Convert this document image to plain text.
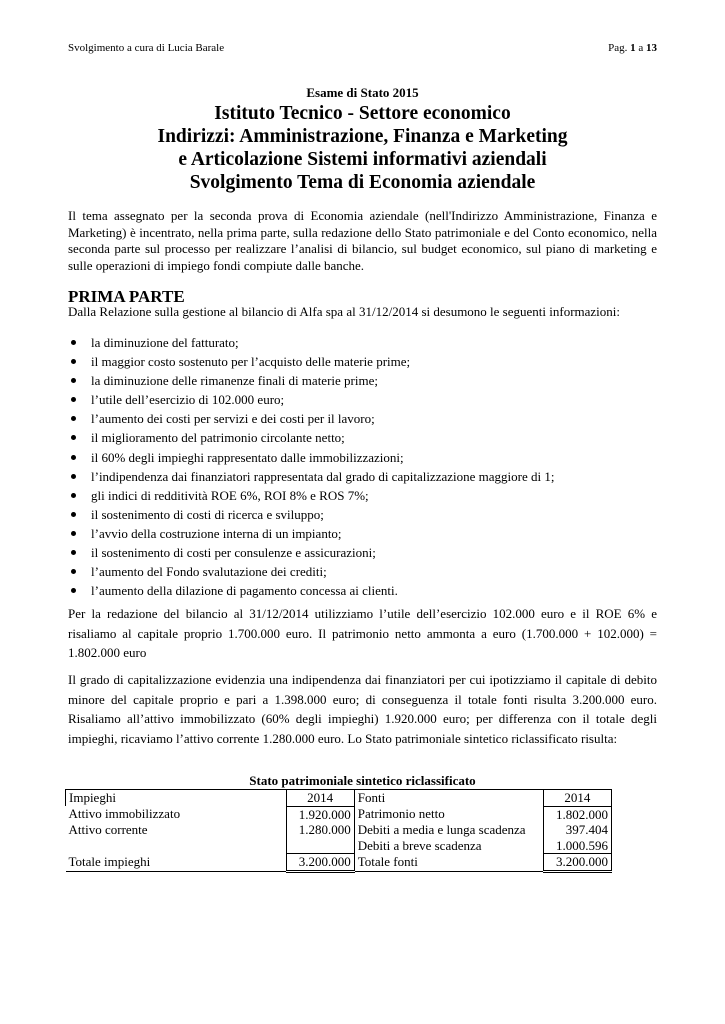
Svolgimento a cura di Lucia Barale	Pag. 1 a 13
Esame di Stato 2015
Istituto Tecnico - Settore economico
Indirizzi: Amministrazione, Finanza e Marketing
e Articolazione Sistemi informativi aziendali
Svolgimento Tema di Economia aziendale
Il tema assegnato per la seconda prova di Economia aziendale (nell'Indirizzo Amministrazione, Finanza e Marketing) è incentrato, nella prima parte, sulla redazione dello Stato patrimoniale e del Conto economico, nella seconda parte sul processo per realizzare l’analisi di bilancio, sul budget economico, sul piano di marketing e sulle operazioni di impiego fondi compiute dalle banche.
PRIMA PARTE
Dalla Relazione sulla gestione al bilancio di Alfa spa al 31/12/2014 si desumono le seguenti informazioni:
la diminuzione del fatturato;
il maggior costo sostenuto per l’acquisto delle materie prime;
la diminuzione delle rimanenze finali di materie prime;
l’utile dell’esercizio di 102.000 euro;
l’aumento dei costi per servizi e dei costi per il lavoro;
il miglioramento del patrimonio circolante netto;
il 60% degli impieghi rappresentato dalle immobilizzazioni;
l’indipendenza dai finanziatori rappresentata dal grado di capitalizzazione maggiore di 1;
gli indici di redditività ROE 6%, ROI 8% e ROS 7%;
il sostenimento di costi di ricerca e sviluppo;
l’avvio della costruzione interna di un impianto;
il sostenimento di costi per consulenze e assicurazioni;
l’aumento del Fondo svalutazione dei crediti;
l’aumento della dilazione di pagamento concessa ai clienti.
Per la redazione del bilancio al 31/12/2014 utilizziamo l’utile dell’esercizio 102.000 euro e il ROE 6% e risaliamo al capitale proprio 1.700.000 euro. Il patrimonio netto ammonta a euro (1.700.000 + 102.000) = 1.802.000 euro
Il grado di capitalizzazione evidenzia una indipendenza dai finanziatori per cui ipotizziamo il capitale di debito minore del capitale proprio e pari a 1.398.000 euro; di conseguenza il totale fonti risulta 3.200.000 euro. Risaliamo all’attivo immobilizzato (60% degli impieghi) 1.920.000 euro; per differenza con il totale degli impieghi, ricaviamo l’attivo corrente 1.280.000 euro. Lo Stato patrimoniale sintetico riclassificato risulta:
Stato patrimoniale sintetico riclassificato
Impieghi	2014	Fonti	2014
Attivo immobilizzato	1.920.000	Patrimonio netto	1.802.000
Attivo corrente	1.280.000	Debiti a media e lunga scadenza	397.404
		Debiti a breve scadenza	1.000.596
Totale impieghi	3.200.000	Totale fonti	3.200.000
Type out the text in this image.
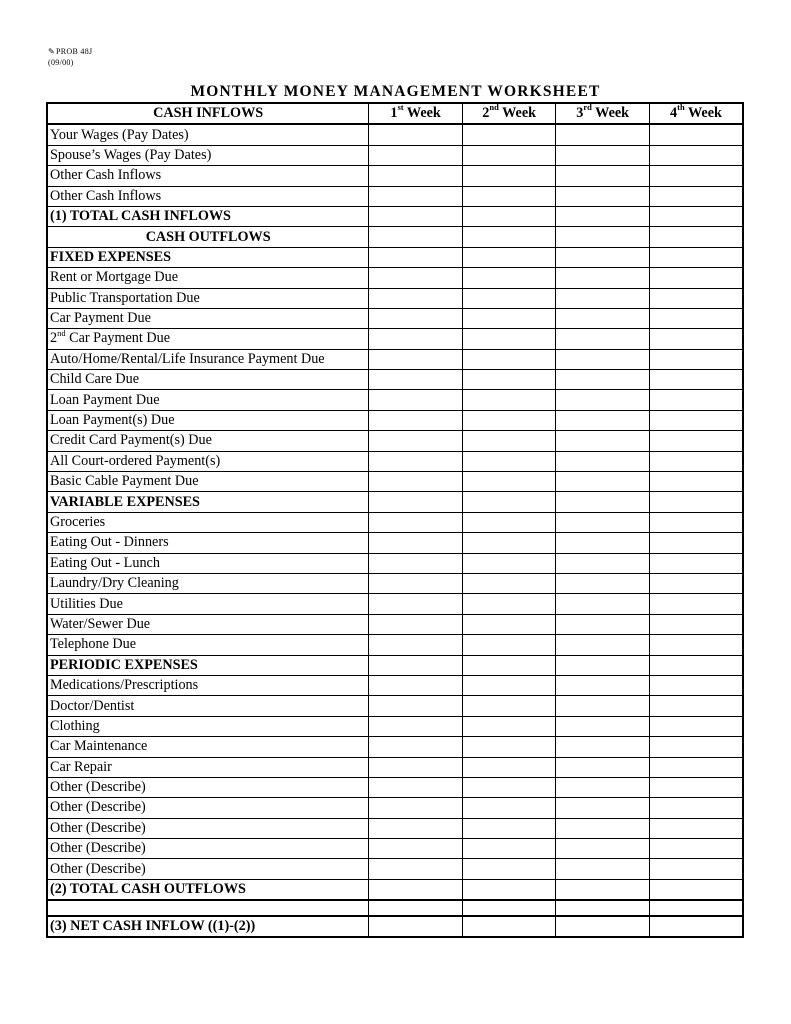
✎PROB 48J
(09/00)
MONTHLY MONEY MANAGEMENT WORKSHEET
CASH INFLOWS	1st Week	2nd Week	3rd Week	4th Week
Your Wages (Pay Dates)				
Spouse’s Wages (Pay Dates)				
Other Cash Inflows				
Other Cash Inflows				
(1) TOTAL CASH INFLOWS				
CASH OUTFLOWS				
FIXED EXPENSES				
Rent or Mortgage Due				
Public Transportation Due				
Car Payment Due				
2nd Car Payment Due				
Auto/Home/Rental/Life Insurance Payment Due				
Child Care Due				
Loan Payment Due				
Loan Payment(s) Due				
Credit Card Payment(s) Due				
All Court-ordered Payment(s)				
Basic Cable Payment Due				
VARIABLE EXPENSES				
Groceries				
Eating Out - Dinners				
Eating Out - Lunch				
Laundry/Dry Cleaning				
Utilities Due				
Water/Sewer Due				
Telephone Due				
PERIODIC EXPENSES				
Medications/Prescriptions				
Doctor/Dentist				
Clothing				
Car Maintenance				
Car Repair				
Other (Describe)				
Other (Describe)				
Other (Describe)				
Other (Describe)				
Other (Describe)				
(2) TOTAL CASH OUTFLOWS				

(3) NET CASH INFLOW ((1)-(2))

#####

# DIRECTIVE:
Ignore the images and quote every line of the listing exactly.

# RESULT OF THIS EXERCISE:
Convert this document image to plain text.
Svolgimento a cura di Lucia Barale	Pag. 1 a 13
Esame di Stato 2015
Istituto Tecnico - Settore economico
Indirizzi: Amministrazione, Finanza e Marketing
e Articolazione Sistemi informativi aziendali
Svolgimento Tema di Economia aziendale
Il tema assegnato per la seconda prova di Economia aziendale (nell'Indirizzo Amministrazione, Finanza e Marketing) è incentrato, nella prima parte, sulla redazione dello Stato patrimoniale e del Conto economico, nella seconda parte sul processo per realizzare l’analisi di bilancio, sul budget economico, sul piano di marketing e sulle operazioni di impiego fondi compiute dalle banche.
PRIMA PARTE
Dalla Relazione sulla gestione al bilancio di Alfa spa al 31/12/2014 si desumono le seguenti informazioni:
la diminuzione del fatturato;
il maggior costo sostenuto per l’acquisto delle materie prime;
la diminuzione delle rimanenze finali di materie prime;
l’utile dell’esercizio di 102.000 euro;
l’aumento dei costi per servizi e dei costi per il lavoro;
il miglioramento del patrimonio circolante netto;
il 60% degli impieghi rappresentato dalle immobilizzazioni;
l’indipendenza dai finanziatori rappresentata dal grado di capitalizzazione maggiore di 1;
gli indici di redditività ROE 6%, ROI 8% e ROS 7%;
il sostenimento di costi di ricerca e sviluppo;
l’avvio della costruzione interna di un impianto;
il sostenimento di costi per consulenze e assicurazioni;
l’aumento del Fondo svalutazione dei crediti;
l’aumento della dilazione di pagamento concessa ai clienti.
Per la redazione del bilancio al 31/12/2014 utilizziamo l’utile dell’esercizio 102.000 euro e il ROE 6% e risaliamo al capitale proprio 1.700.000 euro. Il patrimonio netto ammonta a euro (1.700.000 + 102.000) = 1.802.000 euro
Il grado di capitalizzazione evidenzia una indipendenza dai finanziatori per cui ipotizziamo il capitale di debito minore del capitale proprio e pari a 1.398.000 euro; di conseguenza il totale fonti risulta 3.200.000 euro. Risaliamo all’attivo immobilizzato (60% degli impieghi) 1.920.000 euro; per differenza con il totale degli impieghi, ricaviamo l’attivo corrente 1.280.000 euro. Lo Stato patrimoniale sintetico riclassificato risulta:
Stato patrimoniale sintetico riclassificato
Impieghi	2014	Fonti	2014
Attivo immobilizzato	1.920.000	Patrimonio netto	1.802.000
Attivo corrente	1.280.000	Debiti a media e lunga scadenza	397.404
		Debiti a breve scadenza	1.000.596
Totale impieghi	3.200.000	Totale fonti	3.200.000
Type out the text in this image.
✎PROB 48J
(09/00)
MONTHLY MONEY MANAGEMENT WORKSHEET
CASH INFLOWS	1st Week	2nd Week	3rd Week	4th Week
Your Wages (Pay Dates)				
Spouse’s Wages (Pay Dates)				
Other Cash Inflows				
Other Cash Inflows				
(1) TOTAL CASH INFLOWS				
CASH OUTFLOWS				
FIXED EXPENSES				
Rent or Mortgage Due				
Public Transportation Due				
Car Payment Due				
2nd Car Payment Due				
Auto/Home/Rental/Life Insurance Payment Due				
Child Care Due				
Loan Payment Due				
Loan Payment(s) Due				
Credit Card Payment(s) Due				
All Court-ordered Payment(s)				
Basic Cable Payment Due				
VARIABLE EXPENSES				
Groceries				
Eating Out - Dinners				
Eating Out - Lunch				
Laundry/Dry Cleaning				
Utilities Due				
Water/Sewer Due				
Telephone Due				
PERIODIC EXPENSES				
Medications/Prescriptions				
Doctor/Dentist				
Clothing				
Car Maintenance				
Car Repair				
Other (Describe)				
Other (Describe)				
Other (Describe)				
Other (Describe)				
Other (Describe)				
(2) TOTAL CASH OUTFLOWS				

(3) NET CASH INFLOW ((1)-(2))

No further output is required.